• [OBJECTIVE]:
Return a copy of each line that holds the string "acceleration".

(Extracted data entries)
====

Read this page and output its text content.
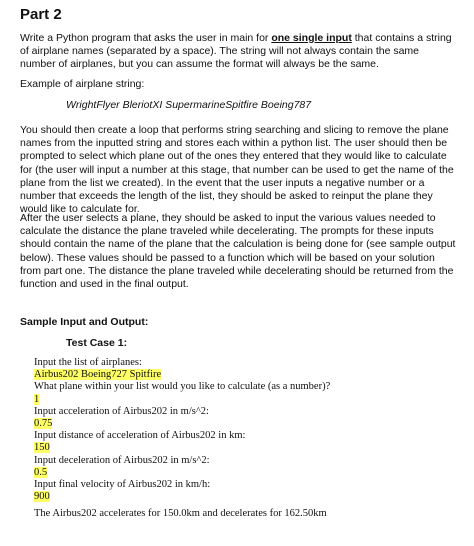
Part 2

Write a Python program that asks the user in main for one single input that contains a string of airplane names (separated by a space). The string will not always contain the same number of airplanes, but you can assume the format will always be the same.

Example of airplane string:

WrightFlyer BleriotXI SupermarineSpitfire Boeing787

You should then create a loop that performs string searching and slicing to remove the plane names from the inputted string and stores each within a python list. The user should then be prompted to select which plane out of the ones they entered that they would like to calculate for (the user will input a number at this stage, that number can be used to get the name of the plane from the list we created). In the event that the user inputs a negative number or a number that exceeds the length of the list, they should be asked to reinput the plane they would like to calculate for.

After the user selects a plane, they should be asked to input the various values needed to calculate the distance the plane traveled while decelerating. The prompts for these inputs should contain the name of the plane that the calculation is being done for (see sample output below). These values should be passed to a function which will be based on your solution from part one. The distance the plane traveled while decelerating should be returned from the function and used in the final output.

Sample Input and Output:

Test Case 1:

Input the list of airplanes:
Airbus202 Boeing727 Spitfire
What plane within your list would you like to calculate (as a number)?
1
Input acceleration of Airbus202 in m/s^2:
0.75
Input distance of acceleration of Airbus202 in km:
150
Input deceleration of Airbus202 in m/s^2:
0.5
Input final velocity of Airbus202 in km/h:
900

The Airbus202 accelerates for 150.0km and decelerates for 162.50km
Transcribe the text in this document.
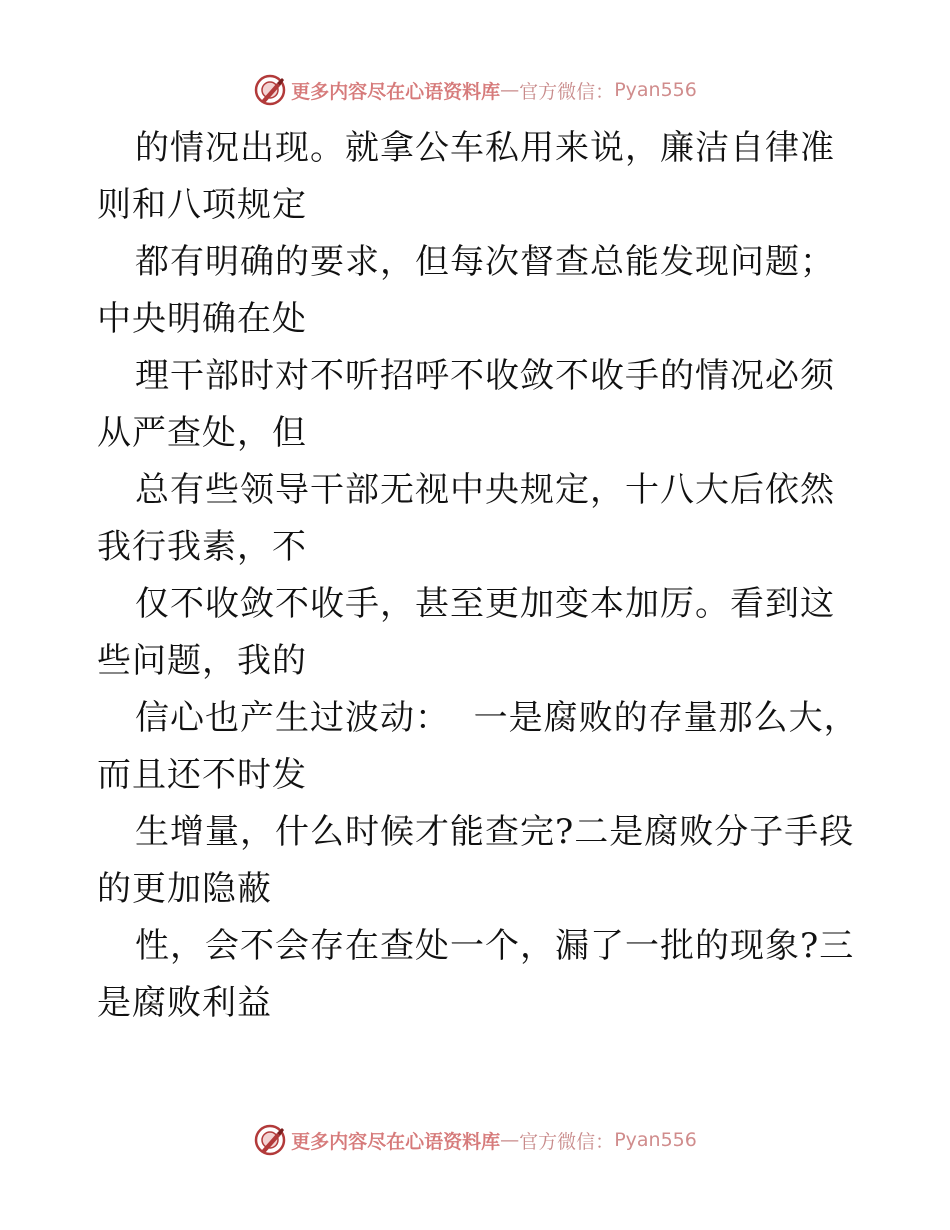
更多内容尽在心语资料库 — 官方微信： Pyan556

的情况出现。就拿公车私用来说，廉洁自律准则和八项规定

都有明确的要求，但每次督查总能发现问题；中央明确在处

理干部时对不听招呼不收敛不收手的情况必须从严查处，但

总有些领导干部无视中央规定，十八大后依然我行我素，不

仅不收敛不收手，甚至更加变本加厉。看到这些问题，我的

信心也产生过波动：  一是腐败的存量那么大，而且还不时发

生增量，什么时候才能查完?二是腐败分子手段的更加隐蔽

性，会不会存在查处一个，漏了一批的现象?三是腐败利益

更多内容尽在心语资料库 — 官方微信： Pyan556
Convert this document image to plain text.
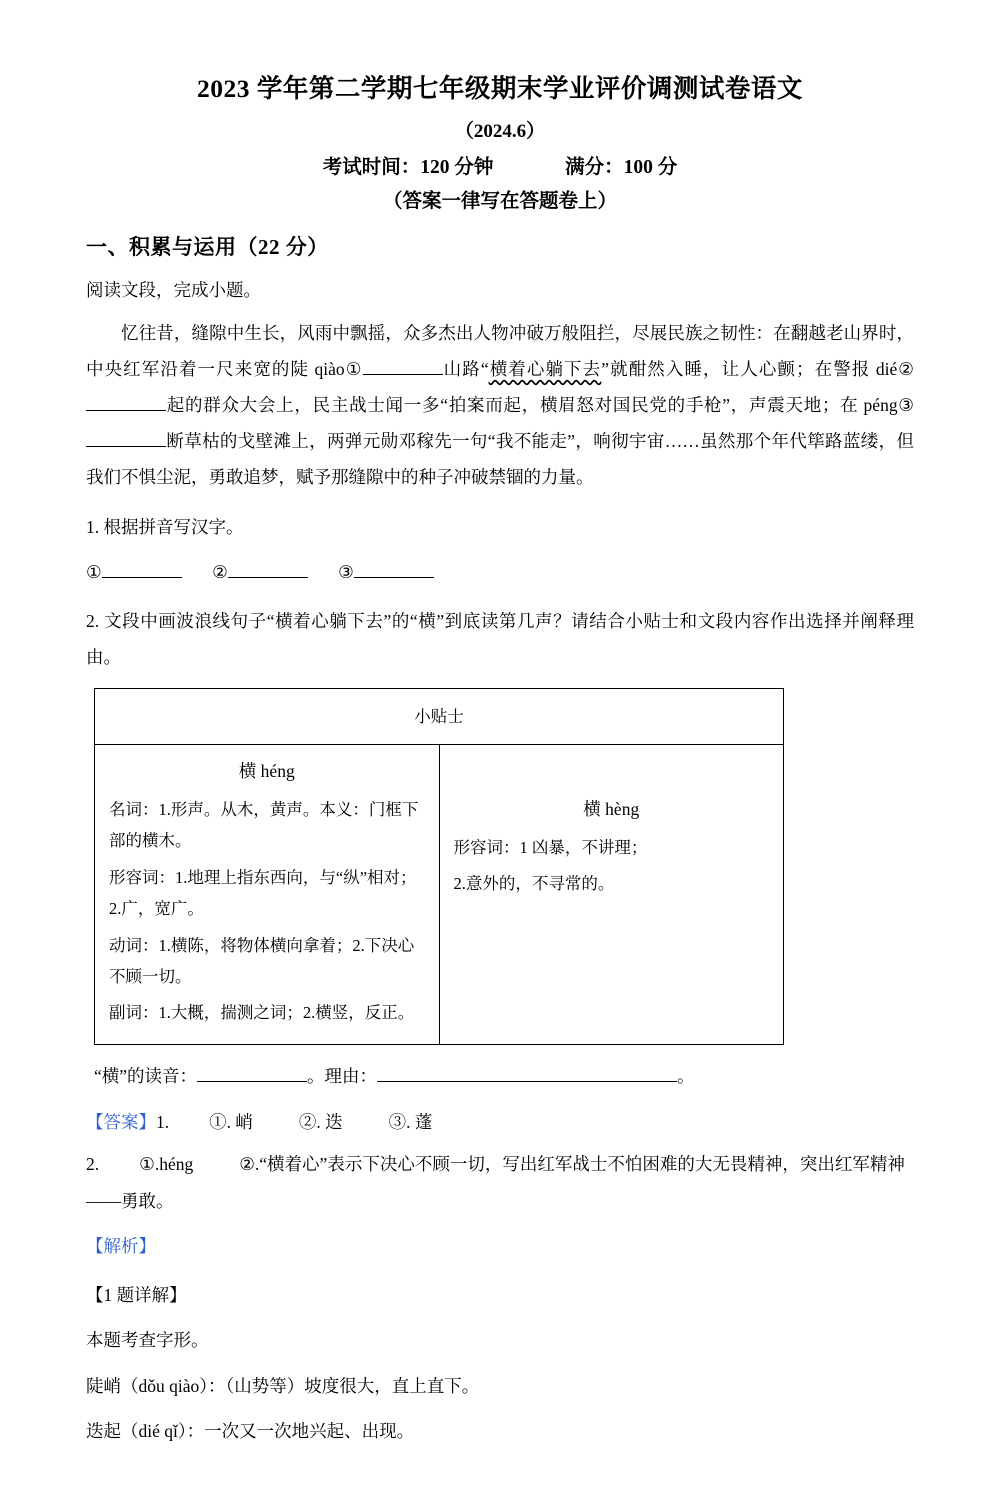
2023 学年第二学期七年级期末学业评价调测试卷语文
（2024.6）
考试时间：120 分钟	满分：100 分
（答案一律写在答题卷上）
一、积累与运用（22 分）
阅读文段，完成小题。
忆往昔，缝隙中生长，风雨中飘摇，众多杰出人物冲破万般阻拦，尽展民族之韧性：在翻越老山界时，中央红军沿着一尺来宽的陡 qiào①	山路“横着心躺下去”就酣然入睡，让人心颤；在警报 dié②起的群众大会上，民主战士闻一多“拍案而起，横眉怒对国民党的手枪”，声震天地；在 péng③断草枯的戈壁滩上，两弹元勋邓稼先一句“我不能走”，响彻宇宙……虽然那个年代筚路蓝缕，但我们不惧尘泥，勇敢追梦，赋予那缝隙中的种子冲破禁锢的力量。
1. 根据拼音写汉字。
①	②	③
2. 文段中画波浪线句子“横着心躺下去”的“横”到底读第几声？请结合小贴士和文段内容作出选择并阐释理由。
小贴士

横 héng
名词：1.形声。从木，黄声。本义：门框下部的横木。
形容词：1.地理上指东西向，与“纵”相对；2.广，宽广。
动词：1.横陈，将物体横向拿着；2.下决心不顾一切。
副词：1.大概，揣测之词；2.横竖，反正。

横 hèng
形容词：1 凶暴，不讲理；
2.意外的，不寻常的。
“横”的读音：	。理由：	。
【答案】1. ①. 峭	②. 迭	③. 蓬
2. ①.héng	②.“横着心”表示下决心不顾一切，写出红军战士不怕困难的大无畏精神，突出红军精神——勇敢。
【解析】
【1 题详解】
本题考查字形。
陡峭（dǒu qiào）：（山势等）坡度很大，直上直下。
迭起（dié qǐ）：一次又一次地兴起、出现。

====

• [THE ANSWER]:
Input acceleration of Airbus202 in m/s^2:
Input distance of acceleration of Airbus202 in km:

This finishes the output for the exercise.